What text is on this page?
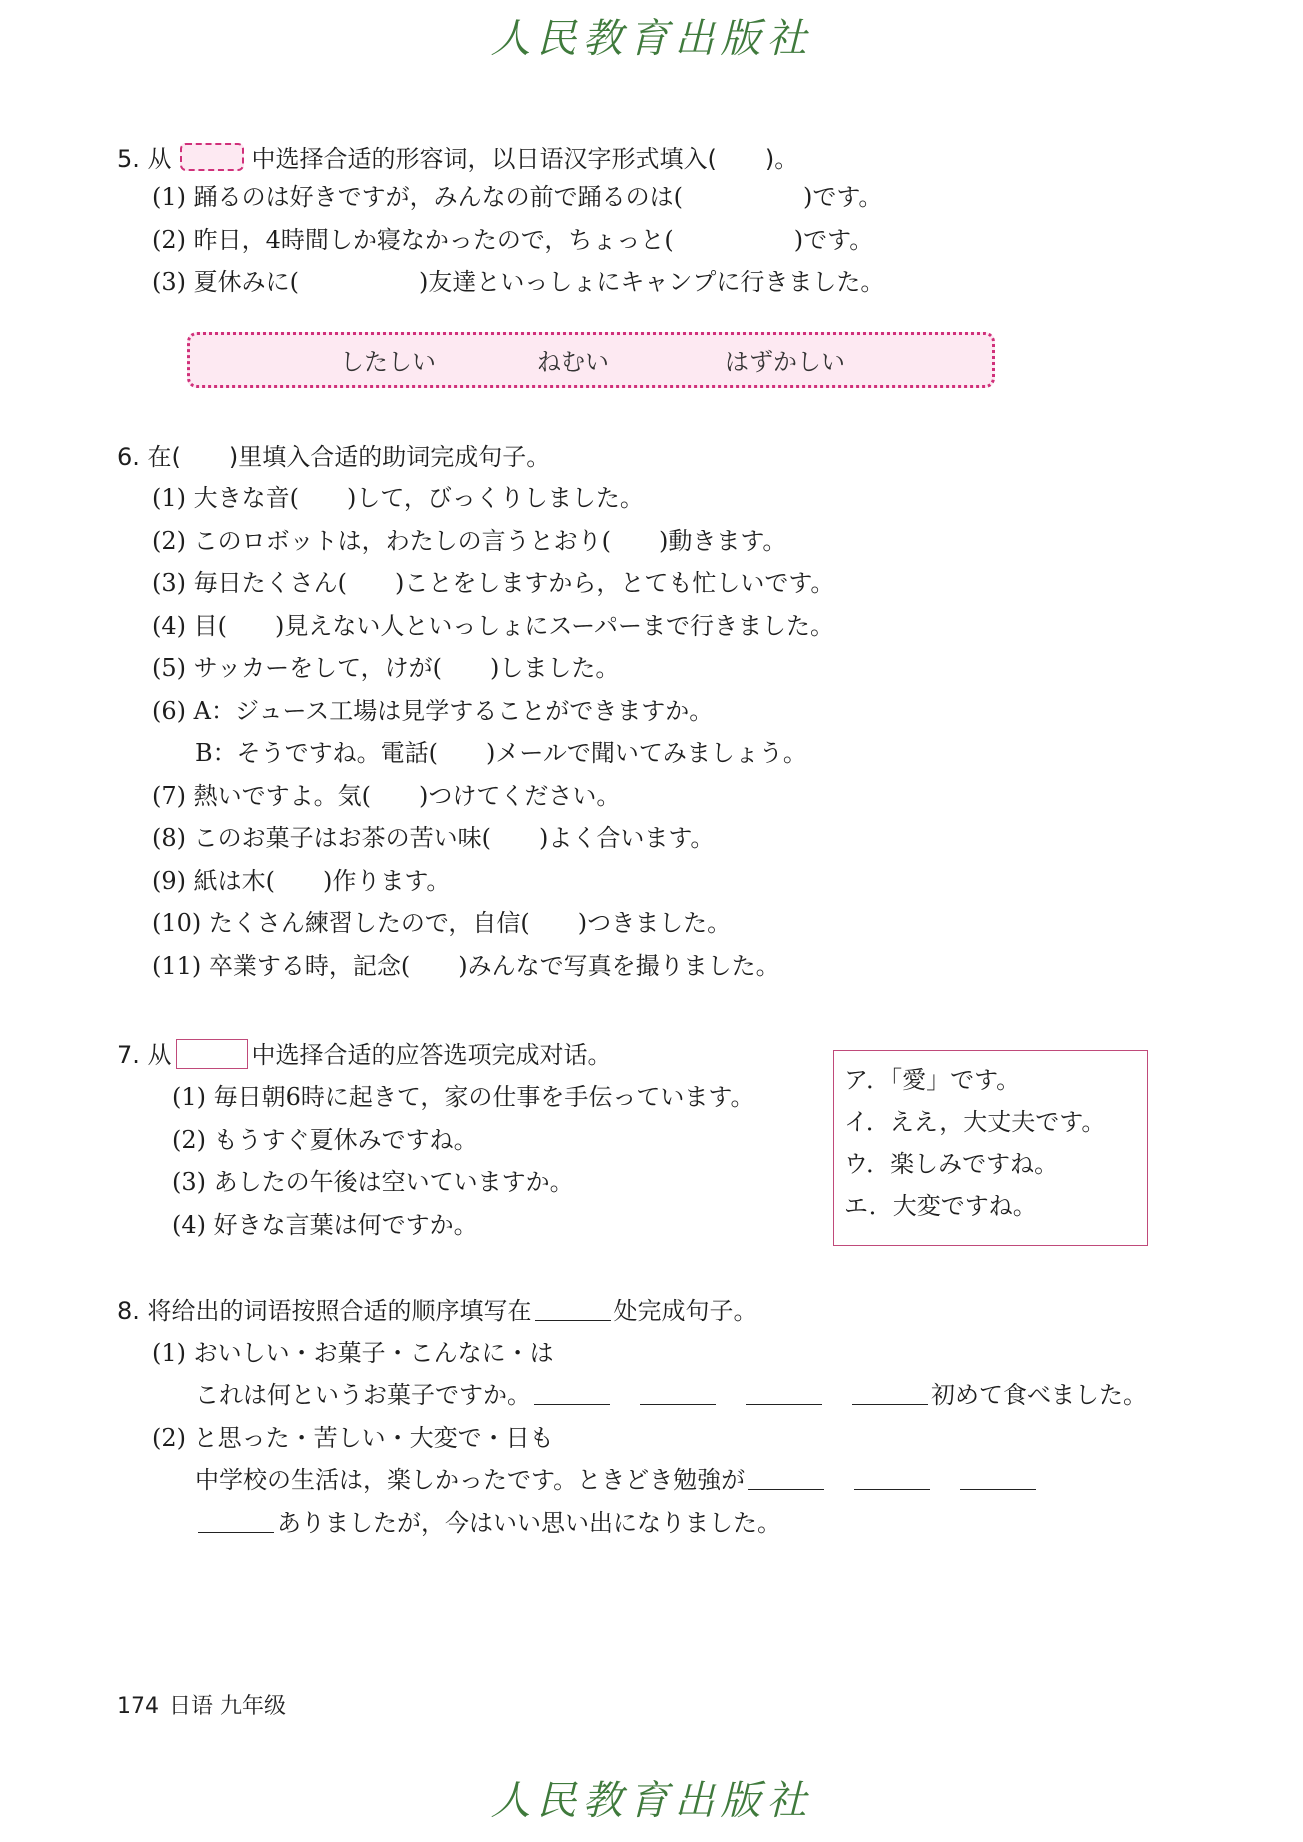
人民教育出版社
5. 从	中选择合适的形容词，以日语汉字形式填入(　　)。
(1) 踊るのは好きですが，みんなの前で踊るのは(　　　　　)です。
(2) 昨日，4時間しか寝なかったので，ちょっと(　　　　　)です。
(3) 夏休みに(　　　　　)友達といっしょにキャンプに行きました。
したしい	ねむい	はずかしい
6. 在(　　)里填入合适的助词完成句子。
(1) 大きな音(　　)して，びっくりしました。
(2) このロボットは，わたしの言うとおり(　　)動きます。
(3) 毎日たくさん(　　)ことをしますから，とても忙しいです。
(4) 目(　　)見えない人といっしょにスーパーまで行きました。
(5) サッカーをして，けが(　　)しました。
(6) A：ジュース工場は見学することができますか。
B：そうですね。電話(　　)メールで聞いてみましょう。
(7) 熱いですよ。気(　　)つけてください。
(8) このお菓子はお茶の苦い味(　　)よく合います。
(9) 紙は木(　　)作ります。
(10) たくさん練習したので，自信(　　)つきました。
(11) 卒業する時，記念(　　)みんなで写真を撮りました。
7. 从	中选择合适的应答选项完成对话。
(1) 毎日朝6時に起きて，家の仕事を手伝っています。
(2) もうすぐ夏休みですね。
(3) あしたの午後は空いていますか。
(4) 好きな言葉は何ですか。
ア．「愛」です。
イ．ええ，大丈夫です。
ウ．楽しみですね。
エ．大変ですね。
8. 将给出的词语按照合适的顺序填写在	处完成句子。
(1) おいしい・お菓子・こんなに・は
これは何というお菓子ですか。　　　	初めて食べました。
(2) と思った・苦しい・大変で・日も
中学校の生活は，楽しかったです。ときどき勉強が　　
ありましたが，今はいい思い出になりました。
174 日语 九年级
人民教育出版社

• • • •

Directions »
Exclude the images and reproduce the remaining data exactly.

Reply »
What text is on this page?
人民教育出版社
5. 从	中选择合适的形容词，以日语汉字形式填入(　　)。
(1) 踊るのは好きですが，みんなの前で踊るのは(　　　　　)です。
(2) 昨日，4時間しか寝なかったので，ちょっと(　　　　　)です。
(3) 夏休みに(　　　　　)友達といっしょにキャンプに行きました。
したしい	ねむい	はずかしい
6. 在(　　)里填入合适的助词完成句子。
(1) 大きな音(　　)して，びっくりしました。
(2) このロボットは，わたしの言うとおり(　　)動きます。
(3) 毎日たくさん(　　)ことをしますから，とても忙しいです。
(4) 目(　　)見えない人といっしょにスーパーまで行きました。
(5) サッカーをして，けが(　　)しました。
(6) A：ジュース工場は見学することができますか。
B：そうですね。電話(　　)メールで聞いてみましょう。
(7) 熱いですよ。気(　　)つけてください。
(8) このお菓子はお茶の苦い味(　　)よく合います。
(9) 紙は木(　　)作ります。
(10) たくさん練習したので，自信(　　)つきました。
(11) 卒業する時，記念(　　)みんなで写真を撮りました。
7. 从	中选择合适的应答选项完成对话。
(1) 毎日朝6時に起きて，家の仕事を手伝っています。
(2) もうすぐ夏休みですね。
(3) あしたの午後は空いていますか。
(4) 好きな言葉は何ですか。
ア．「愛」です。
イ．ええ，大丈夫です。
ウ．楽しみですね。
エ．大変ですね。
8. 将给出的词语按照合适的顺序填写在	处完成句子。
(1) おいしい・お菓子・こんなに・は
これは何というお菓子ですか。　　　	初めて食べました。
(2) と思った・苦しい・大変で・日も
中学校の生活は，楽しかったです。ときどき勉強が　　
ありましたが，今はいい思い出になりました。
174 日语 九年级
人民教育出版社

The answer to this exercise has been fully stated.